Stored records

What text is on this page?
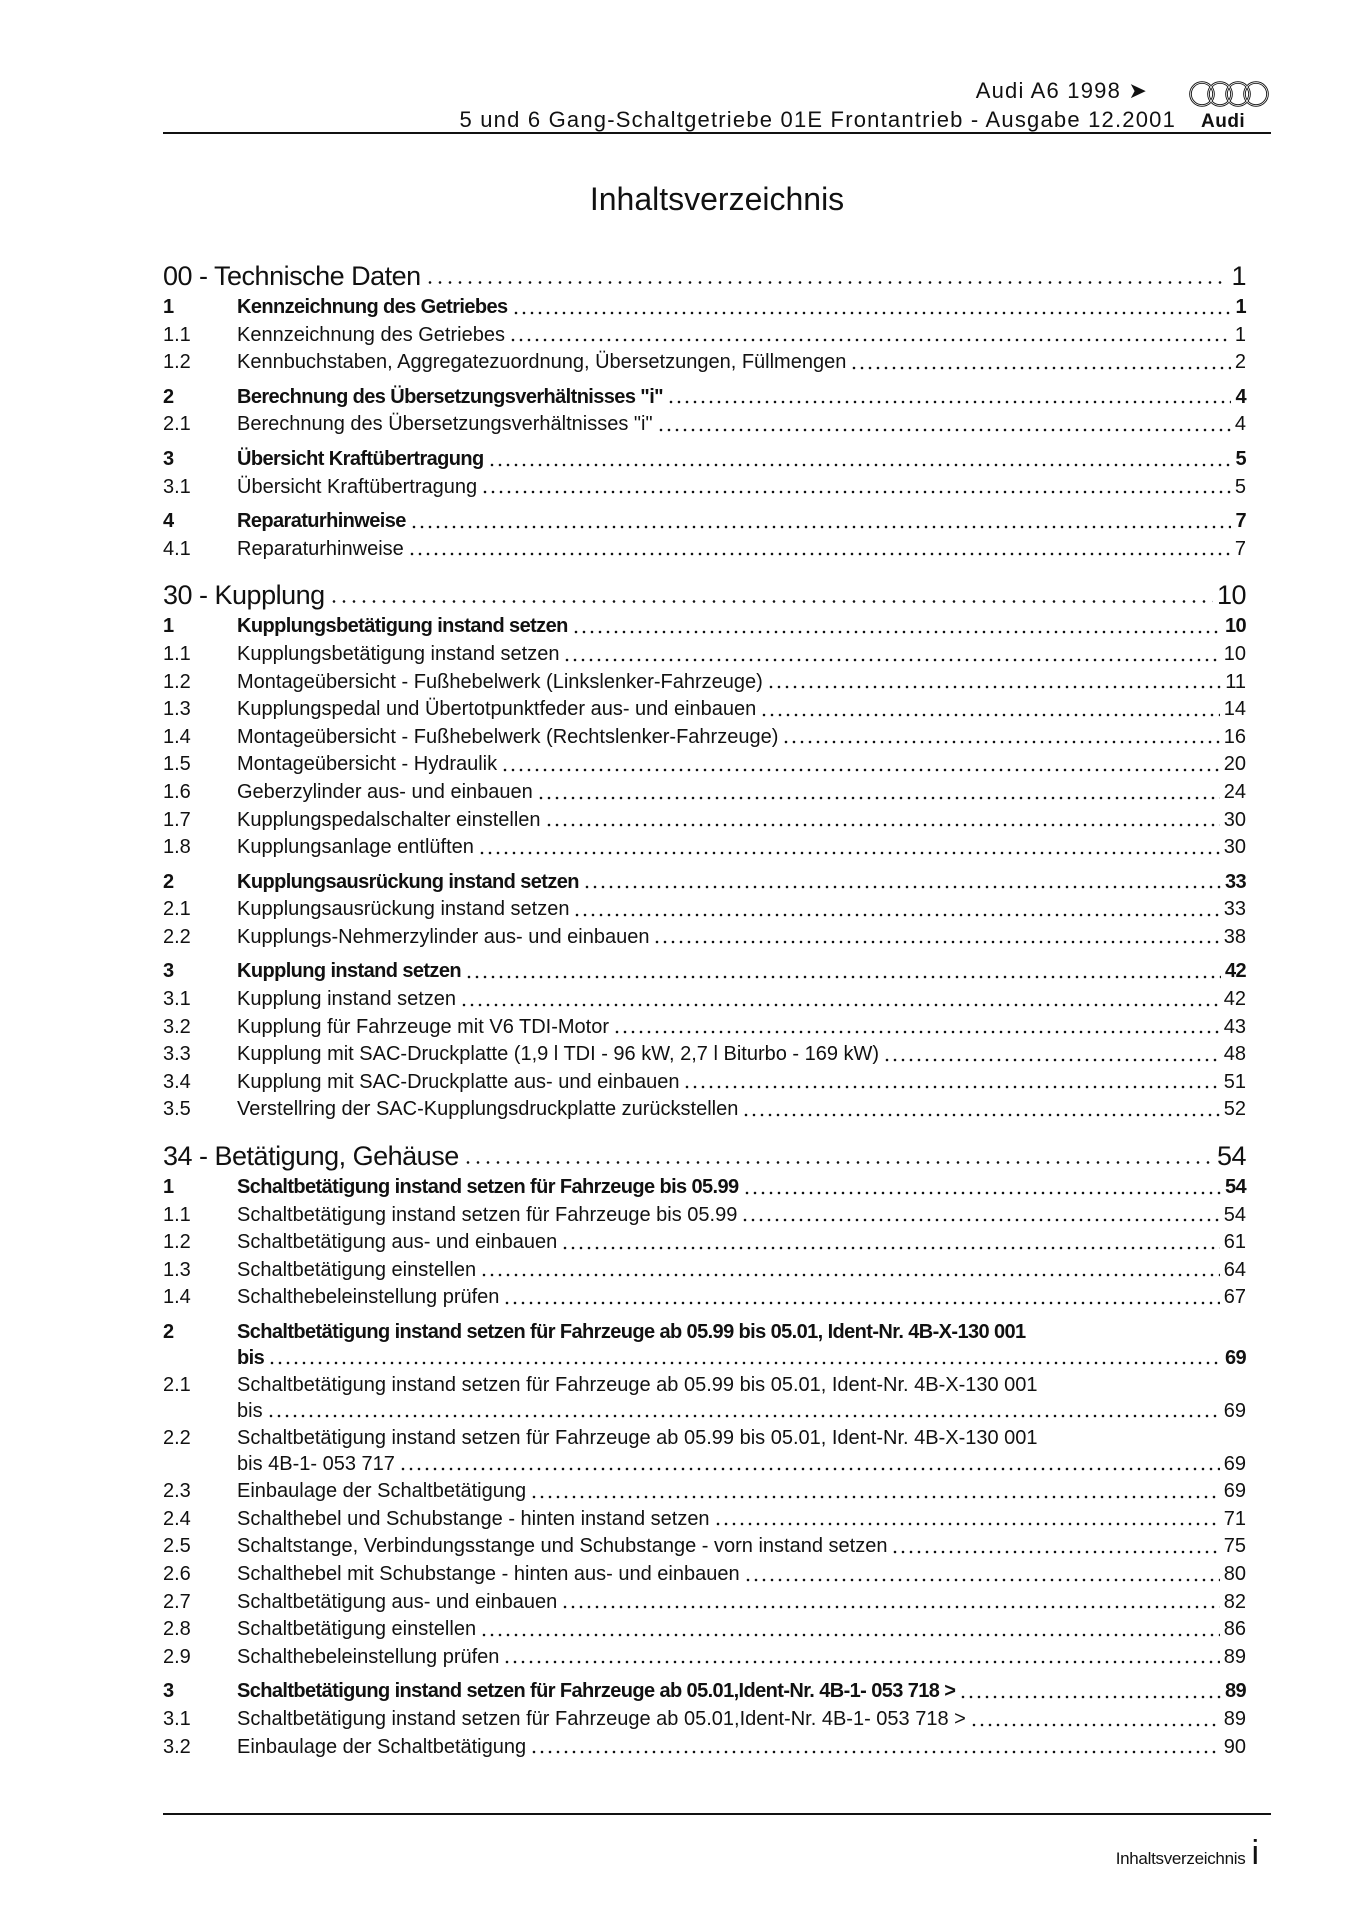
Audi A6 1998 ➤
5 und 6 Gang-Schaltgetriebe 01E Frontantrieb - Ausgabe 12.2001 Audi
Inhaltsverzeichnis
00 - Technische Daten	1
1	Kennzeichnung des Getriebes	1
1.1	Kennzeichnung des Getriebes	1
1.2	Kennbuchstaben, Aggregatezuordnung, Übersetzungen, Füllmengen	2
2	Berechnung des Übersetzungsverhältnisses "i"	4
2.1	Berechnung des Übersetzungsverhältnisses "i"	4
3	Übersicht Kraftübertragung	5
3.1	Übersicht Kraftübertragung	5
4	Reparaturhinweise	7
4.1	Reparaturhinweise	7
30 - Kupplung	10
1	Kupplungsbetätigung instand setzen	10
1.1	Kupplungsbetätigung instand setzen	10
1.2	Montageübersicht - Fußhebelwerk (Linkslenker-Fahrzeuge)	11
1.3	Kupplungspedal und Übertotpunktfeder aus- und einbauen	14
1.4	Montageübersicht - Fußhebelwerk (Rechtslenker-Fahrzeuge)	16
1.5	Montageübersicht - Hydraulik	20
1.6	Geberzylinder aus- und einbauen	24
1.7	Kupplungspedalschalter einstellen	30
1.8	Kupplungsanlage entlüften	30
2	Kupplungsausrückung instand setzen	33
2.1	Kupplungsausrückung instand setzen	33
2.2	Kupplungs-Nehmerzylinder aus- und einbauen	38
3	Kupplung instand setzen	42
3.1	Kupplung instand setzen	42
3.2	Kupplung für Fahrzeuge mit V6 TDI-Motor	43
3.3	Kupplung mit SAC-Druckplatte (1,9 l TDI - 96 kW, 2,7 l Biturbo - 169 kW)	48
3.4	Kupplung mit SAC-Druckplatte aus- und einbauen	51
3.5	Verstellring der SAC-Kupplungsdruckplatte zurückstellen	52
34 - Betätigung, Gehäuse	54
1	Schaltbetätigung instand setzen für Fahrzeuge bis 05.99	54
1.1	Schaltbetätigung instand setzen für Fahrzeuge bis 05.99	54
1.2	Schaltbetätigung aus- und einbauen	61
1.3	Schaltbetätigung einstellen	64
1.4	Schalthebeleinstellung prüfen	67
2	Schaltbetätigung instand setzen für Fahrzeuge ab 05.99 bis 05.01, Ident-Nr. 4B-X-130 001
bis	69
2.1	Schaltbetätigung instand setzen für Fahrzeuge ab 05.99 bis 05.01, Ident-Nr. 4B-X-130 001
bis	69
2.2	Schaltbetätigung instand setzen für Fahrzeuge ab 05.99 bis 05.01, Ident-Nr. 4B-X-130 001
bis 4B-1- 053 717	69
2.3	Einbaulage der Schaltbetätigung	69
2.4	Schalthebel und Schubstange - hinten instand setzen	71
2.5	Schaltstange, Verbindungsstange und Schubstange - vorn instand setzen	75
2.6	Schalthebel mit Schubstange - hinten aus- und einbauen	80
2.7	Schaltbetätigung aus- und einbauen	82
2.8	Schaltbetätigung einstellen	86
2.9	Schalthebeleinstellung prüfen	89
3	Schaltbetätigung instand setzen für Fahrzeuge ab 05.01,Ident-Nr. 4B-1- 053 718 >	89
3.1	Schaltbetätigung instand setzen für Fahrzeuge ab 05.01,Ident-Nr. 4B-1- 053 718 >	89
3.2	Einbaulage der Schaltbetätigung	90
Inhaltsverzeichnis i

**Task to carry out**
Omit every image. Quote each record exactly.

**Result of this task**
What text is on this page?
Audi A6 1998 ➤
5 und 6 Gang-Schaltgetriebe 01E Frontantrieb - Ausgabe 12.2001 Audi
Inhaltsverzeichnis
00 - Technische Daten	1
1	Kennzeichnung des Getriebes	1
1.1	Kennzeichnung des Getriebes	1
1.2	Kennbuchstaben, Aggregatezuordnung, Übersetzungen, Füllmengen	2
2	Berechnung des Übersetzungsverhältnisses "i"	4
2.1	Berechnung des Übersetzungsverhältnisses "i"	4
3	Übersicht Kraftübertragung	5
3.1	Übersicht Kraftübertragung	5
4	Reparaturhinweise	7
4.1	Reparaturhinweise	7
30 - Kupplung	10
1	Kupplungsbetätigung instand setzen	10
1.1	Kupplungsbetätigung instand setzen	10
1.2	Montageübersicht - Fußhebelwerk (Linkslenker-Fahrzeuge)	11
1.3	Kupplungspedal und Übertotpunktfeder aus- und einbauen	14
1.4	Montageübersicht - Fußhebelwerk (Rechtslenker-Fahrzeuge)	16
1.5	Montageübersicht - Hydraulik	20
1.6	Geberzylinder aus- und einbauen	24
1.7	Kupplungspedalschalter einstellen	30
1.8	Kupplungsanlage entlüften	30
2	Kupplungsausrückung instand setzen	33
2.1	Kupplungsausrückung instand setzen	33
2.2	Kupplungs-Nehmerzylinder aus- und einbauen	38
3	Kupplung instand setzen	42
3.1	Kupplung instand setzen	42
3.2	Kupplung für Fahrzeuge mit V6 TDI-Motor	43
3.3	Kupplung mit SAC-Druckplatte (1,9 l TDI - 96 kW, 2,7 l Biturbo - 169 kW)	48
3.4	Kupplung mit SAC-Druckplatte aus- und einbauen	51
3.5	Verstellring der SAC-Kupplungsdruckplatte zurückstellen	52
34 - Betätigung, Gehäuse	54
1	Schaltbetätigung instand setzen für Fahrzeuge bis 05.99	54
1.1	Schaltbetätigung instand setzen für Fahrzeuge bis 05.99	54
1.2	Schaltbetätigung aus- und einbauen	61
1.3	Schaltbetätigung einstellen	64
1.4	Schalthebeleinstellung prüfen	67
2	Schaltbetätigung instand setzen für Fahrzeuge ab 05.99 bis 05.01, Ident-Nr. 4B-X-130 001
bis	69
2.1	Schaltbetätigung instand setzen für Fahrzeuge ab 05.99 bis 05.01, Ident-Nr. 4B-X-130 001
bis	69
2.2	Schaltbetätigung instand setzen für Fahrzeuge ab 05.99 bis 05.01, Ident-Nr. 4B-X-130 001
bis 4B-1- 053 717	69
2.3	Einbaulage der Schaltbetätigung	69
2.4	Schalthebel und Schubstange - hinten instand setzen	71
2.5	Schaltstange, Verbindungsstange und Schubstange - vorn instand setzen	75
2.6	Schalthebel mit Schubstange - hinten aus- und einbauen	80
2.7	Schaltbetätigung aus- und einbauen	82
2.8	Schaltbetätigung einstellen	86
2.9	Schalthebeleinstellung prüfen	89
3	Schaltbetätigung instand setzen für Fahrzeuge ab 05.01,Ident-Nr. 4B-1- 053 718 >	89
3.1	Schaltbetätigung instand setzen für Fahrzeuge ab 05.01,Ident-Nr. 4B-1- 053 718 >	89
3.2	Einbaulage der Schaltbetätigung	90
Inhaltsverzeichnis i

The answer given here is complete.